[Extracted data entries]
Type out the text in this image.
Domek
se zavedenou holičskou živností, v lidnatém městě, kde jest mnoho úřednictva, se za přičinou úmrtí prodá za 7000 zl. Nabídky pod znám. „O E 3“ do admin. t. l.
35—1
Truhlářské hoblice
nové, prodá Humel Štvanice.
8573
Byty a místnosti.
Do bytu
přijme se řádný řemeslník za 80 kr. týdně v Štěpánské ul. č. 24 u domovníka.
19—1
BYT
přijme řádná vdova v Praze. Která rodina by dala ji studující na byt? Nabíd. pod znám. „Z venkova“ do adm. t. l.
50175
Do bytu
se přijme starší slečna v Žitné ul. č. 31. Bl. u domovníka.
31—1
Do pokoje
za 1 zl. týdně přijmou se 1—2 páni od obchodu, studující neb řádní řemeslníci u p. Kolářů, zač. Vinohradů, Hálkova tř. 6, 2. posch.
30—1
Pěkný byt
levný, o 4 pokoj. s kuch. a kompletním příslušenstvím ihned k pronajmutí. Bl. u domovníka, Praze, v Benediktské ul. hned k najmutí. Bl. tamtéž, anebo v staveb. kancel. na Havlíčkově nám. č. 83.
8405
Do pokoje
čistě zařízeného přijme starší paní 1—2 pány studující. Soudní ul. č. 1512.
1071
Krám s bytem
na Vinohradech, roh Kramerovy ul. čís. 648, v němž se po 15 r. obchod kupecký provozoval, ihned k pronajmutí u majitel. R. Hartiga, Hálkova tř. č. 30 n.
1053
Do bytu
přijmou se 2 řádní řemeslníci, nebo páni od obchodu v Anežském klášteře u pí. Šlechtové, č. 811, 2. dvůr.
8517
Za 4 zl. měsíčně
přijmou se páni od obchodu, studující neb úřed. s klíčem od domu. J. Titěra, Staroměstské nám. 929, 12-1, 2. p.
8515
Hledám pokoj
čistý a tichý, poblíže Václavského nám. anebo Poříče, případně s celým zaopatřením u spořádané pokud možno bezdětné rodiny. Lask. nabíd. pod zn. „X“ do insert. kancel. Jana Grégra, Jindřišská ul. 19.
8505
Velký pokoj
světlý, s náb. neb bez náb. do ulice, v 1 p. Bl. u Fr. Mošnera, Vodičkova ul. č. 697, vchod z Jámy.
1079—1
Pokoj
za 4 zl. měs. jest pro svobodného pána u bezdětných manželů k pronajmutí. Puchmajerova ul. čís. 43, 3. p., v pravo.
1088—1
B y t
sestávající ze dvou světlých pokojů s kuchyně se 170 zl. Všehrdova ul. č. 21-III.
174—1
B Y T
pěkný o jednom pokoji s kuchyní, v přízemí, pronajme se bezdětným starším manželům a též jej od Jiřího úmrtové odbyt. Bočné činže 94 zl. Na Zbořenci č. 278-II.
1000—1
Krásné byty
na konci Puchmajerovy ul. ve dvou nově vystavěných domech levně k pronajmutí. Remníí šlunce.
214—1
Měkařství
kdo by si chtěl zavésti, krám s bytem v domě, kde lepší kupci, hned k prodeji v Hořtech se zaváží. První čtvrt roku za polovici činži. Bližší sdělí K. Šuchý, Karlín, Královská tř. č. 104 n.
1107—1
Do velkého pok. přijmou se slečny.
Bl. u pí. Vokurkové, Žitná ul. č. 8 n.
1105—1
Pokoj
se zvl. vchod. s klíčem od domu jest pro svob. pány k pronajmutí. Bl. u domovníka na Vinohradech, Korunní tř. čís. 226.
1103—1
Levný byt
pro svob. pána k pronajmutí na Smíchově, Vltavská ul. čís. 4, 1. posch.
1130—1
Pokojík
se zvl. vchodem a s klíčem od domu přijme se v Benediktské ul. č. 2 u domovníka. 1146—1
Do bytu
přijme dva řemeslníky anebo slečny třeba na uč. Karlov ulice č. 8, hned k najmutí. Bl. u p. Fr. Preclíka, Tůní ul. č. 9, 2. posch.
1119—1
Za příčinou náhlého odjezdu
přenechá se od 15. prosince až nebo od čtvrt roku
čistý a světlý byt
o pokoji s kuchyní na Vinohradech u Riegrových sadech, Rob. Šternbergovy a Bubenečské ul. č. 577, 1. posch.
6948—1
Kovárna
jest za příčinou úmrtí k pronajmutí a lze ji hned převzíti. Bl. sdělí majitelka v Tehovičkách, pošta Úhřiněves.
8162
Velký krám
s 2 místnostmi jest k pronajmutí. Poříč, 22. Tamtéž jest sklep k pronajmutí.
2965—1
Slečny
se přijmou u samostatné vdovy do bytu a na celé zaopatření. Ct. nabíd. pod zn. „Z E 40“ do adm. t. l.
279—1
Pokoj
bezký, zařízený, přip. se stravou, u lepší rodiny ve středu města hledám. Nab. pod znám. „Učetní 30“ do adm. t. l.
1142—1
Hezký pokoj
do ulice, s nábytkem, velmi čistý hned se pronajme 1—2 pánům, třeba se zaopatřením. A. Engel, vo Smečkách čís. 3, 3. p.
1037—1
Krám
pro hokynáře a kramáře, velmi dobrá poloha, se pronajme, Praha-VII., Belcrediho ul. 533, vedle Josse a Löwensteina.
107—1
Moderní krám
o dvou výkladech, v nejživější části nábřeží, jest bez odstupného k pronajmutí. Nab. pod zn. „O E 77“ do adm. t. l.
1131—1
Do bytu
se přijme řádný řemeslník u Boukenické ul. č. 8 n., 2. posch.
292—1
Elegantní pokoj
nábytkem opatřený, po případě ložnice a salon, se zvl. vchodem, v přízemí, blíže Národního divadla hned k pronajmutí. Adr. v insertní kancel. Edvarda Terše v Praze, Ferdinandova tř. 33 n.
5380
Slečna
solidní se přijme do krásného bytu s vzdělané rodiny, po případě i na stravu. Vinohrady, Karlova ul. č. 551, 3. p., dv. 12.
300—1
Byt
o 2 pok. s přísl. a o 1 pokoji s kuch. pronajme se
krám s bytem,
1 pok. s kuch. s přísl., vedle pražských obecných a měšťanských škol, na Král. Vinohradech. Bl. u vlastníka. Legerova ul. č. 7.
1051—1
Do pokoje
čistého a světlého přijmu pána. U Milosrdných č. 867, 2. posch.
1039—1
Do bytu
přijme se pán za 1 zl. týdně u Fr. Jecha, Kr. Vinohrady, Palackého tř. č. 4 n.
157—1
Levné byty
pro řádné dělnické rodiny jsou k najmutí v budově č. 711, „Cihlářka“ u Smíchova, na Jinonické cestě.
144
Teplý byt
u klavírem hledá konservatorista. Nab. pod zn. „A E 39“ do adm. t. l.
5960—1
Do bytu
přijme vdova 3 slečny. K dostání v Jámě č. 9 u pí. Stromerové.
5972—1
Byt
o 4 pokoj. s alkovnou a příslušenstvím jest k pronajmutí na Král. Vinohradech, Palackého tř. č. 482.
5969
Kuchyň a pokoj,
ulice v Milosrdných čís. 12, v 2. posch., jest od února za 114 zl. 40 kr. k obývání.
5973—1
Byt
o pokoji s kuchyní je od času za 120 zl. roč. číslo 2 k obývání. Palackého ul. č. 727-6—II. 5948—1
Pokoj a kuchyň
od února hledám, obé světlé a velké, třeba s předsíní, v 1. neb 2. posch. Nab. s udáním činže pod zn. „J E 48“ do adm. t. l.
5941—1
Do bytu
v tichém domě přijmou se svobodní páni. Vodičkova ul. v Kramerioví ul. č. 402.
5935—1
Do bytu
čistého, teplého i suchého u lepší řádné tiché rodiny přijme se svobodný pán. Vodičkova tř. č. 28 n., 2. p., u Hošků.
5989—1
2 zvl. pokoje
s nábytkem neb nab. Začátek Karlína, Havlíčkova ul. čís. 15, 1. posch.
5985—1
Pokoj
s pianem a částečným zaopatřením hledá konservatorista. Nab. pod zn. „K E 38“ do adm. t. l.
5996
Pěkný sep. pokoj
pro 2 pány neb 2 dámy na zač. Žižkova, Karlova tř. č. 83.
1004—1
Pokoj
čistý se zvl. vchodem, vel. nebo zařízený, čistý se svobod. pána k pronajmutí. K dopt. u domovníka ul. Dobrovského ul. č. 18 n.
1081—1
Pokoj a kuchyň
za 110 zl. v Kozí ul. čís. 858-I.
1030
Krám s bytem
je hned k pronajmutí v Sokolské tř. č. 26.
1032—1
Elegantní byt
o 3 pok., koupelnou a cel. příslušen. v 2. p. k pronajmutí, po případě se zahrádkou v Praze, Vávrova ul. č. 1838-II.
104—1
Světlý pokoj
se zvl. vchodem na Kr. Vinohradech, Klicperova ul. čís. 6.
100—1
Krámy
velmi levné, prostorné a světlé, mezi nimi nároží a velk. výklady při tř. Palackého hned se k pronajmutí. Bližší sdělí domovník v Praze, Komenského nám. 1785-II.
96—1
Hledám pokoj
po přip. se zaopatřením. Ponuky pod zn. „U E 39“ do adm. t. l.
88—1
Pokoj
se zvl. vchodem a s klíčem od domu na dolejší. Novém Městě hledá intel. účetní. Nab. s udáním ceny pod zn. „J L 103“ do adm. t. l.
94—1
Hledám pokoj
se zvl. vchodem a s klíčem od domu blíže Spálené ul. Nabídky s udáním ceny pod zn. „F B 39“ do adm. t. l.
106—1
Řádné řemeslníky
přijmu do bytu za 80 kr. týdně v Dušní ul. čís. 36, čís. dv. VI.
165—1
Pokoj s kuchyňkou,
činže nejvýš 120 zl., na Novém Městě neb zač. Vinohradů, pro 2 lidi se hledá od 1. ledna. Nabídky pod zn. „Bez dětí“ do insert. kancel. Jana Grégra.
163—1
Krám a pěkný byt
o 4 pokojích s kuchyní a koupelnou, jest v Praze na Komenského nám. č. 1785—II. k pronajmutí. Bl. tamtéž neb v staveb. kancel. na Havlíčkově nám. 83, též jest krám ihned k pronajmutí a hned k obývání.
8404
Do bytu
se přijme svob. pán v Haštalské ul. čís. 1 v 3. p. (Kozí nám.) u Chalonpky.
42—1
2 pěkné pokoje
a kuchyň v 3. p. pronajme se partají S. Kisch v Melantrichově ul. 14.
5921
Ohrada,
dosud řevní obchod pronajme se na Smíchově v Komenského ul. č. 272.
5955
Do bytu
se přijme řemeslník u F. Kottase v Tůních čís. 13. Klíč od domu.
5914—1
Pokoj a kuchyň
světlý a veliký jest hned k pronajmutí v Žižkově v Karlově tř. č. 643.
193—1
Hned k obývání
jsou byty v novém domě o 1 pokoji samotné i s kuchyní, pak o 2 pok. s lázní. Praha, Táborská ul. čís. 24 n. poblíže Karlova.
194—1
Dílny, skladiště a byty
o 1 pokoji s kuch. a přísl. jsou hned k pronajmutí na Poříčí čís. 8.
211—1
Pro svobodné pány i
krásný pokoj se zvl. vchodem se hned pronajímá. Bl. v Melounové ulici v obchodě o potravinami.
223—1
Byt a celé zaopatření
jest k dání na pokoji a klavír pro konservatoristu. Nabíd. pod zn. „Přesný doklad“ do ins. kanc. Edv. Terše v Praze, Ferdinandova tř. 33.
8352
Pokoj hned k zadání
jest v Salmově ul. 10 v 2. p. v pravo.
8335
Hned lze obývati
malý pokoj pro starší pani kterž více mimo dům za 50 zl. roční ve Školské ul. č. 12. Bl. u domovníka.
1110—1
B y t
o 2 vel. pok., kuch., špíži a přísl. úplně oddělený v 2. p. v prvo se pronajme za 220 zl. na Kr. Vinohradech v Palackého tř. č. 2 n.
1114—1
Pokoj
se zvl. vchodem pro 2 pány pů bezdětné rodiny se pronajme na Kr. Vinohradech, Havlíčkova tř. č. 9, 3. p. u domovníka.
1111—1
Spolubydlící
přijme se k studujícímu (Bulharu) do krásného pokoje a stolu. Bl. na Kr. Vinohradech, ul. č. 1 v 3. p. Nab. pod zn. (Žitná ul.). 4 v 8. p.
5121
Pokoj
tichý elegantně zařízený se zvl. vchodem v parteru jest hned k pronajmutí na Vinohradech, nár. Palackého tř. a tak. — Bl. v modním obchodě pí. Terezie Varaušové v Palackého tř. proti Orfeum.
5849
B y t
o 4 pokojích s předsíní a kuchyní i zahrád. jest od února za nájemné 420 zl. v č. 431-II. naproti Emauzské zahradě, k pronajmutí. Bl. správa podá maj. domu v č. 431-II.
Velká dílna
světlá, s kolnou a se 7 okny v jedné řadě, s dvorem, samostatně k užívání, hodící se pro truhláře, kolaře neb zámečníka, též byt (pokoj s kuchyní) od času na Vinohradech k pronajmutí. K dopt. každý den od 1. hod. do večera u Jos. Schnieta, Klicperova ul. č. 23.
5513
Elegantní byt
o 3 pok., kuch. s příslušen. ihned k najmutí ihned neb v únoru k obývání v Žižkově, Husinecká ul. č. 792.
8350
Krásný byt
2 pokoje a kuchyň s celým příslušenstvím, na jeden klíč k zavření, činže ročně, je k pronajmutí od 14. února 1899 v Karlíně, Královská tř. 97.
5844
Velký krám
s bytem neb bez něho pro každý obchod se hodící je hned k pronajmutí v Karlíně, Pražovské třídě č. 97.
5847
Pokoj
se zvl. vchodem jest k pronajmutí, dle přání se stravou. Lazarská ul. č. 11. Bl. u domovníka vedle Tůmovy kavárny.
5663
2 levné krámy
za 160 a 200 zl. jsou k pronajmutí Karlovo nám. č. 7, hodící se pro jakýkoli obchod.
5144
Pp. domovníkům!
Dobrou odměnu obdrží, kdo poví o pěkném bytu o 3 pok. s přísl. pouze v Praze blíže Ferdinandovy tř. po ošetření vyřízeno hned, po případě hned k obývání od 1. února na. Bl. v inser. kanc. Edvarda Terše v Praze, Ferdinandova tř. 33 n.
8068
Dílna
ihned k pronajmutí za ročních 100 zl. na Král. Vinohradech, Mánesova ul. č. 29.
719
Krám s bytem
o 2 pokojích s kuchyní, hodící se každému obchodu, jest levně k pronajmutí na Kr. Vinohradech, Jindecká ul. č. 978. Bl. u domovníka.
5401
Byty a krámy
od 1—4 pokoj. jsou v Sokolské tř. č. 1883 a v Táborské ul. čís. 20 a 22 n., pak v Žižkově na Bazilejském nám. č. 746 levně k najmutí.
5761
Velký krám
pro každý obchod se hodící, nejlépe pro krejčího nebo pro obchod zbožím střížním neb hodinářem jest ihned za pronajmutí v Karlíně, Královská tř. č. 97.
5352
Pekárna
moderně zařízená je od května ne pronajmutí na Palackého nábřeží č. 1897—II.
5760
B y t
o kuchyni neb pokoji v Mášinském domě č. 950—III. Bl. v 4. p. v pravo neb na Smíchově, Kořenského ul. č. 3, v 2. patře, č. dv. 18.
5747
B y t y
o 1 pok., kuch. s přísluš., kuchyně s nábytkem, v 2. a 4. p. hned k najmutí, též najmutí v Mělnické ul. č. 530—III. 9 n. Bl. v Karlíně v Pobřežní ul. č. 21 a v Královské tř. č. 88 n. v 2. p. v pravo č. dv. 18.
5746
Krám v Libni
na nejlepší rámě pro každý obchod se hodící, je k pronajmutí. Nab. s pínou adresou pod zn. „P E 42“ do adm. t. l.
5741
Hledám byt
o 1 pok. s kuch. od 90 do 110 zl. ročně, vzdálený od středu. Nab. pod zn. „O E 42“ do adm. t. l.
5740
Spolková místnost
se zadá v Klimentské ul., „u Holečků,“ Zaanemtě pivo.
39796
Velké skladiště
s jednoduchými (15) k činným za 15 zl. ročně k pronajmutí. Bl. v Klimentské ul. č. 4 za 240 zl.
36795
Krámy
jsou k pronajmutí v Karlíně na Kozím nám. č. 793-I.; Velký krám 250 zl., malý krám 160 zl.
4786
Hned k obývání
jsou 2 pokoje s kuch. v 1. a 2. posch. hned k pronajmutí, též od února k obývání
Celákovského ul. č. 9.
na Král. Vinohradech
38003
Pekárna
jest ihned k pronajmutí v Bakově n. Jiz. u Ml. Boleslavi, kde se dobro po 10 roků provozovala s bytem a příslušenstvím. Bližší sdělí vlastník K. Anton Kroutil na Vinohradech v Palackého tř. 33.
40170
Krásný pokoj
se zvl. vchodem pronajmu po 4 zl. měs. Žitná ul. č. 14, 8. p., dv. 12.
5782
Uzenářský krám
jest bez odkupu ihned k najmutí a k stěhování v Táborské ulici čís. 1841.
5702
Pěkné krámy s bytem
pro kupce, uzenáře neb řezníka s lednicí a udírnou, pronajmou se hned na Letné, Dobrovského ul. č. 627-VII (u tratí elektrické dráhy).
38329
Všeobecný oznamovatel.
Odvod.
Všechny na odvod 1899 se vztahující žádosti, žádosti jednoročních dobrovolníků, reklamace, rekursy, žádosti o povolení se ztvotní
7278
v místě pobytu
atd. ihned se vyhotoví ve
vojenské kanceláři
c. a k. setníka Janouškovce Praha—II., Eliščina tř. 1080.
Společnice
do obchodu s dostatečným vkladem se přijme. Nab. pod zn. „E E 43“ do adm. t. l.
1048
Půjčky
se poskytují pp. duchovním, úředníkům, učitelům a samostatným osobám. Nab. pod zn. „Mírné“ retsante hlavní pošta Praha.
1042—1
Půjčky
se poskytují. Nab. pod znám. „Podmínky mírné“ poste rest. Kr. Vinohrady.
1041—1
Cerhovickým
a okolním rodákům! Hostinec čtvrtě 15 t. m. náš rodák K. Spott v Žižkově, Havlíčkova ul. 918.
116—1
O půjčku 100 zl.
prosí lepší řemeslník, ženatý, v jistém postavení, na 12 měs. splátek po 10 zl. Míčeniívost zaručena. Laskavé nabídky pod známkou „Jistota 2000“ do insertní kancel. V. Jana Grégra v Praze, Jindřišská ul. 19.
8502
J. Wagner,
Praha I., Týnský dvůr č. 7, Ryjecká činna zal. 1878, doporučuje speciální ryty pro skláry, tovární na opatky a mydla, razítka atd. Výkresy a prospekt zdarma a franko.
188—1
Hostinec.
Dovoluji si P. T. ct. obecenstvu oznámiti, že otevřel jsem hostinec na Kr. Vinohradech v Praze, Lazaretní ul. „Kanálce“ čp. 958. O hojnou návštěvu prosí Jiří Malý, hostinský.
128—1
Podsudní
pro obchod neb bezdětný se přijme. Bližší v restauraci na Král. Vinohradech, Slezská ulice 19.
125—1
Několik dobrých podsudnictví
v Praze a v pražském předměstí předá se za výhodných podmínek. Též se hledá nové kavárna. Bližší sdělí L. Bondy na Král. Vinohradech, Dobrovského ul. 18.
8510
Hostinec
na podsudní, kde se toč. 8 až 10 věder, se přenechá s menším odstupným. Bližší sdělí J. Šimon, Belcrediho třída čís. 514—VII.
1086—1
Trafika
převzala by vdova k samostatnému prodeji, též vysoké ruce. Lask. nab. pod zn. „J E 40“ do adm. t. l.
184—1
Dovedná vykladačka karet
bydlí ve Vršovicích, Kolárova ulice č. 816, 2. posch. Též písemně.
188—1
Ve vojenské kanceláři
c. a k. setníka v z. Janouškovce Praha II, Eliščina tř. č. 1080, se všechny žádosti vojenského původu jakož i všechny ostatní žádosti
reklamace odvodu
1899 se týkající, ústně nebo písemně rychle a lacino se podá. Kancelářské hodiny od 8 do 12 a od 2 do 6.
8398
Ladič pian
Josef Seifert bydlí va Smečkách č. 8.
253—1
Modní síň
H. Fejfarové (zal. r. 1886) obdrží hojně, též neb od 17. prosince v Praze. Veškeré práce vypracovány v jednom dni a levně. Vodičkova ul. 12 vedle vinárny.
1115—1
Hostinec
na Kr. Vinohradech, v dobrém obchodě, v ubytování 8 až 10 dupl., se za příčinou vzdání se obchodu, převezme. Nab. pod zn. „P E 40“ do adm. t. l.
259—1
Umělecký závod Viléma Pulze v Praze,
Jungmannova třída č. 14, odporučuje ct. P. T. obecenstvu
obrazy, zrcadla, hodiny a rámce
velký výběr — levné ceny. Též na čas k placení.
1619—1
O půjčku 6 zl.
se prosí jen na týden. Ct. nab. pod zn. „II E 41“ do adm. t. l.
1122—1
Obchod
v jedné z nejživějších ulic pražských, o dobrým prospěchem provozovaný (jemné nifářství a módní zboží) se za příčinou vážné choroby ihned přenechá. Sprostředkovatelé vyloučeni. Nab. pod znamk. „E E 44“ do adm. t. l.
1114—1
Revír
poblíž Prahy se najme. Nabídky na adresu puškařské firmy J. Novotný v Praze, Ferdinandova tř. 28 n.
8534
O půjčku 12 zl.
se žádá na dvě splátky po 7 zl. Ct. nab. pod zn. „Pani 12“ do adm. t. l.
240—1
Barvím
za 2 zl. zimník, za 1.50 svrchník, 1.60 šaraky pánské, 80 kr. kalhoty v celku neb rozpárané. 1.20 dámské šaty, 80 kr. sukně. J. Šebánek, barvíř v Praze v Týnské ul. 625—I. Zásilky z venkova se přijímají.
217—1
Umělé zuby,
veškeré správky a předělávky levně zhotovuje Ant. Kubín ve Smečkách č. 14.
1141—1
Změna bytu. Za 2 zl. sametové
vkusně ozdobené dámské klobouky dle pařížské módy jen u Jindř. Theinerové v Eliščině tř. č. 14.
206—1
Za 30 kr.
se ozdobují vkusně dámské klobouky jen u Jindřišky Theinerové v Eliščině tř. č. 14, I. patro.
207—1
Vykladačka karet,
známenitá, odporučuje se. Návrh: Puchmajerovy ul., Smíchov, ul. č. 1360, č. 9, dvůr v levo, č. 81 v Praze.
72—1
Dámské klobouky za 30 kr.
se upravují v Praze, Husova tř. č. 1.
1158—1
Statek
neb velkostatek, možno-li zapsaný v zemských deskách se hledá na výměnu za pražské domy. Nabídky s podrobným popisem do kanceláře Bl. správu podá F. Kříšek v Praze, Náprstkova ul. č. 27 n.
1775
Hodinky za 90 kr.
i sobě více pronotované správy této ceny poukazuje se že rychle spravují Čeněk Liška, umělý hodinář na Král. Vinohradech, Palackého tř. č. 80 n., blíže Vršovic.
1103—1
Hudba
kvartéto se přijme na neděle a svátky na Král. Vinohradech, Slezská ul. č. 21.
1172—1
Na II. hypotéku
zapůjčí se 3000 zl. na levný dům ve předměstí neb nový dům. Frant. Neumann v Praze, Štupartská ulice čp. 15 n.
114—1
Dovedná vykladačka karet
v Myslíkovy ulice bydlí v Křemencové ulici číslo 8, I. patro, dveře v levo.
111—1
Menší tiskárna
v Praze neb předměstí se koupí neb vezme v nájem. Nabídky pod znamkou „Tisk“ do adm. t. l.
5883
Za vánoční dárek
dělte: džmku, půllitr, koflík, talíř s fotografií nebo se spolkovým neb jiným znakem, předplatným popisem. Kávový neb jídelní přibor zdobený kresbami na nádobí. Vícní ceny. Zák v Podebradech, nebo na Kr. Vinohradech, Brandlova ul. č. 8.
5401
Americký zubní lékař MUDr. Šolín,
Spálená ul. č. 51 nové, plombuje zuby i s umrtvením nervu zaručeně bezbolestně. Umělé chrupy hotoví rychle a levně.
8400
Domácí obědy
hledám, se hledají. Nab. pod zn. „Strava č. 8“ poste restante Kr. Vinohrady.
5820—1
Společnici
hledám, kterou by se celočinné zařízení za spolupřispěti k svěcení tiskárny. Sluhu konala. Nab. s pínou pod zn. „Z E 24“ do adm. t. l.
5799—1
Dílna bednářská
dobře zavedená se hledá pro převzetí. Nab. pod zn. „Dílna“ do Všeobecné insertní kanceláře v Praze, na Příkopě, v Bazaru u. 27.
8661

▸ The problem
Extract every line above containing the word "poste".

▸ Result of the exercise
se poskytují. Nab. pod znám. „Podmínky mírné“ poste rest. Kr. Vinohrady.
hledám, se hledají. Nab. pod zn. „Strava č. 8“ poste restante Kr. Vinohrady.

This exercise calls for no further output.